◆ AIM
Pick out every line holding the string "name" and copy it.

◆ DATASET RECORDS
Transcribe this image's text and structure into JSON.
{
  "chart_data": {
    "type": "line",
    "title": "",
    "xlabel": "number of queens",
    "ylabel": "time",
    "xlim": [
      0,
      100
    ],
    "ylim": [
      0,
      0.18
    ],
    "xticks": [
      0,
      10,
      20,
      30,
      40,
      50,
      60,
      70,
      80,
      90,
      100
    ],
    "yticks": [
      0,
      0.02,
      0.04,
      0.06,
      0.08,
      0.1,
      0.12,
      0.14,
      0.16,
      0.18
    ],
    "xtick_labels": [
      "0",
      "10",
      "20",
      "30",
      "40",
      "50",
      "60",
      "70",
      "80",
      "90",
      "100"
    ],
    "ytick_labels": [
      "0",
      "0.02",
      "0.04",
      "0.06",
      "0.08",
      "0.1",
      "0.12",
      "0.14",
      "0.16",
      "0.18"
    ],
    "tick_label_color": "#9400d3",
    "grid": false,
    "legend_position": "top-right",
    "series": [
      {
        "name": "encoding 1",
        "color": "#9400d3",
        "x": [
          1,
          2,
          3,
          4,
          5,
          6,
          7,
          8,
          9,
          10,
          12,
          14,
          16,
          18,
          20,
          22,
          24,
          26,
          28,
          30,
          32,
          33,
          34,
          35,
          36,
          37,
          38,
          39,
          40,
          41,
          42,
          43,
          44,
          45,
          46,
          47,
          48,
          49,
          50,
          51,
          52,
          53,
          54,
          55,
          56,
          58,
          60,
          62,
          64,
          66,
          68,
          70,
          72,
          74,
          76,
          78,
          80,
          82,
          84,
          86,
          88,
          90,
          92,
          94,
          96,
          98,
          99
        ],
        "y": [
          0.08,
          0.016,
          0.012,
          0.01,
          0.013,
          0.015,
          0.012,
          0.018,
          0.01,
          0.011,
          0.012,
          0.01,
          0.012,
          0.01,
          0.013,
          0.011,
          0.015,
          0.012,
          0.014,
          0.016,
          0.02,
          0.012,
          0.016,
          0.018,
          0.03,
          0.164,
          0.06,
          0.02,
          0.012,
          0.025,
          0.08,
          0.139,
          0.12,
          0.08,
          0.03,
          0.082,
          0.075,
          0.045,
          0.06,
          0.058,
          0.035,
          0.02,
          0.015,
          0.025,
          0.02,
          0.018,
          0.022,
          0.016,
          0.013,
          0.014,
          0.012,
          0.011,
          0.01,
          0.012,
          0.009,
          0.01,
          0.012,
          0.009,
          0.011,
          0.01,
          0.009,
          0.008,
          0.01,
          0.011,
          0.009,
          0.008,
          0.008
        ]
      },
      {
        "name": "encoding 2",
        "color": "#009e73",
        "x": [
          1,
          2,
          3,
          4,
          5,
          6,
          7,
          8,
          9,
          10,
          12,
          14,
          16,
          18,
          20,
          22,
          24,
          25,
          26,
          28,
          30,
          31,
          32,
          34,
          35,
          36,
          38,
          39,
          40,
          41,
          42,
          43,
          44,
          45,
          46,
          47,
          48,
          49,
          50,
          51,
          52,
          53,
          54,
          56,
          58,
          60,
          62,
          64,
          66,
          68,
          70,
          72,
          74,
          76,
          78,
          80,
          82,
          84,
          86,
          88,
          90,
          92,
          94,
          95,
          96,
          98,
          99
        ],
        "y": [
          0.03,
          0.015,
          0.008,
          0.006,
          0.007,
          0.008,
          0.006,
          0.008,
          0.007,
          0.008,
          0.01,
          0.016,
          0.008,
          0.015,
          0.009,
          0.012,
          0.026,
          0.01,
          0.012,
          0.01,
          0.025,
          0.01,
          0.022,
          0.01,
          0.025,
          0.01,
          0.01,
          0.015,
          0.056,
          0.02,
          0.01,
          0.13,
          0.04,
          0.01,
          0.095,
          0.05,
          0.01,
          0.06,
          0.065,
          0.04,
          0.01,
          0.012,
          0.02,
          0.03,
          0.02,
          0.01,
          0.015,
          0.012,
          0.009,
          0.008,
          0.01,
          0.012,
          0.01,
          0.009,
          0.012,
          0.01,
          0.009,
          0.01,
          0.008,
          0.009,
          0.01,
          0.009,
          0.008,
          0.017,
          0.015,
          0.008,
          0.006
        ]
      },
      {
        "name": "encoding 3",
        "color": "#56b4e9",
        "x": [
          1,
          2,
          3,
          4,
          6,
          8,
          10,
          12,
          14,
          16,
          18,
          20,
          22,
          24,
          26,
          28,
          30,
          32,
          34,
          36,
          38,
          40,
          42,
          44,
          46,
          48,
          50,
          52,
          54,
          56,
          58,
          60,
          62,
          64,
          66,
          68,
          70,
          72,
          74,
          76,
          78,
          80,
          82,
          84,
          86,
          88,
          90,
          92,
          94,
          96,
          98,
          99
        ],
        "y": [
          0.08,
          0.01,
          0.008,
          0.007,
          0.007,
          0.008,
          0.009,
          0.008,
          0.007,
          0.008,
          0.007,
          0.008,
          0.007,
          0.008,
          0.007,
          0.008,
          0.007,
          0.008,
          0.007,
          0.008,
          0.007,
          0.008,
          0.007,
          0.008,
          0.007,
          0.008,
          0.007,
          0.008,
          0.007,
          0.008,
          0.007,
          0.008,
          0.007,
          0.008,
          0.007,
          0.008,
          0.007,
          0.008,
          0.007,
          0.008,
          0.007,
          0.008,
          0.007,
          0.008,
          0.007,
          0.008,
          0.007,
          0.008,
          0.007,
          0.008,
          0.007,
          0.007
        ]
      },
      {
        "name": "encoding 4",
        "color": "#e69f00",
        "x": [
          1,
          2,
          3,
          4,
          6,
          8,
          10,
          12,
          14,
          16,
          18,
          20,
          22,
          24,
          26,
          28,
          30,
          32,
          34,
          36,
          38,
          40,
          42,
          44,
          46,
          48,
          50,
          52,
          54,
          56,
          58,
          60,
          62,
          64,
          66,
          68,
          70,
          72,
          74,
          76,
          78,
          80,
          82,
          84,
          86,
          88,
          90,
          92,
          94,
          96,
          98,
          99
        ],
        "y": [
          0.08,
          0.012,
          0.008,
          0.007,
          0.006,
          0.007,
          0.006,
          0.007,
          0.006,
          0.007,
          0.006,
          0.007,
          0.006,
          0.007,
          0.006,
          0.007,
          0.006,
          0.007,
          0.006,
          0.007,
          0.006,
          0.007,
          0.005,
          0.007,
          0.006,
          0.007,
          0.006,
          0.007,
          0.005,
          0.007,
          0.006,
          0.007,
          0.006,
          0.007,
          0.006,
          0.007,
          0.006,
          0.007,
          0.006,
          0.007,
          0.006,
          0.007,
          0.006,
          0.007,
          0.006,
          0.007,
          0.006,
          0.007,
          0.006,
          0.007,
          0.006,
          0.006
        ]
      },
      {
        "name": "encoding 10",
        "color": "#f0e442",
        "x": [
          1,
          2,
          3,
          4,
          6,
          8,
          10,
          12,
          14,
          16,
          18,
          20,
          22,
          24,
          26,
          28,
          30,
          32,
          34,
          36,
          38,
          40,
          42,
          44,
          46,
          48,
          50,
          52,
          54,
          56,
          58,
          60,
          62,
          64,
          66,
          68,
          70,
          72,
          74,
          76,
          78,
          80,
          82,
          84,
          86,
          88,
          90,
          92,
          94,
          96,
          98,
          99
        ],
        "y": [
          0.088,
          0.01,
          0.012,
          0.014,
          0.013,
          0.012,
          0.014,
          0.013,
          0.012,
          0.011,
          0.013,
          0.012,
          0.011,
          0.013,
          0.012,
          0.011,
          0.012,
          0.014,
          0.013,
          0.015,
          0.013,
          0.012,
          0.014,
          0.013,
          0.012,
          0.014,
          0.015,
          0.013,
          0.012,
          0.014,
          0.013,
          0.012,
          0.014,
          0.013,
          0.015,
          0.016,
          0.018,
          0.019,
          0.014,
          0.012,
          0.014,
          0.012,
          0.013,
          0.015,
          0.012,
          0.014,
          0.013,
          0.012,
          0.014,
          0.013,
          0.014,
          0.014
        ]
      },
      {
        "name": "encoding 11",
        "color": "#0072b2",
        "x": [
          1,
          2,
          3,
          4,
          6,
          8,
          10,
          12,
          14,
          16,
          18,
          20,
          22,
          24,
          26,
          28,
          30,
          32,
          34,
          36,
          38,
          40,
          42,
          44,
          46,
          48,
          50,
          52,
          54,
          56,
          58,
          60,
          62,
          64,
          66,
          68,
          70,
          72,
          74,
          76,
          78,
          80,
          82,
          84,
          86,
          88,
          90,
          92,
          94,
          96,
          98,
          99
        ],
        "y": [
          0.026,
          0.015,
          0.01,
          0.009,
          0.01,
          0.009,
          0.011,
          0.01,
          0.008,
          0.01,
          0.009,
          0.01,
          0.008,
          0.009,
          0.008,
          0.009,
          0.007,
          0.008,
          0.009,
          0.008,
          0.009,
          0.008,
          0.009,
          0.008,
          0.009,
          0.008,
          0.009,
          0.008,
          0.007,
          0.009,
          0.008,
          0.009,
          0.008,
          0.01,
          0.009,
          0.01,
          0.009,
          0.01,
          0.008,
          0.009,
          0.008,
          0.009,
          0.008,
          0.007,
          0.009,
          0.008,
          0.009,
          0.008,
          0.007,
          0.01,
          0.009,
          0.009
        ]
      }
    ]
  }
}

◆ EXERCISE ANSWER
        "name": "encoding 1",
        "name": "encoding 2",
        "name": "encoding 3",
        "name": "encoding 4",
        "name": "encoding 10",
        "name": "encoding 11",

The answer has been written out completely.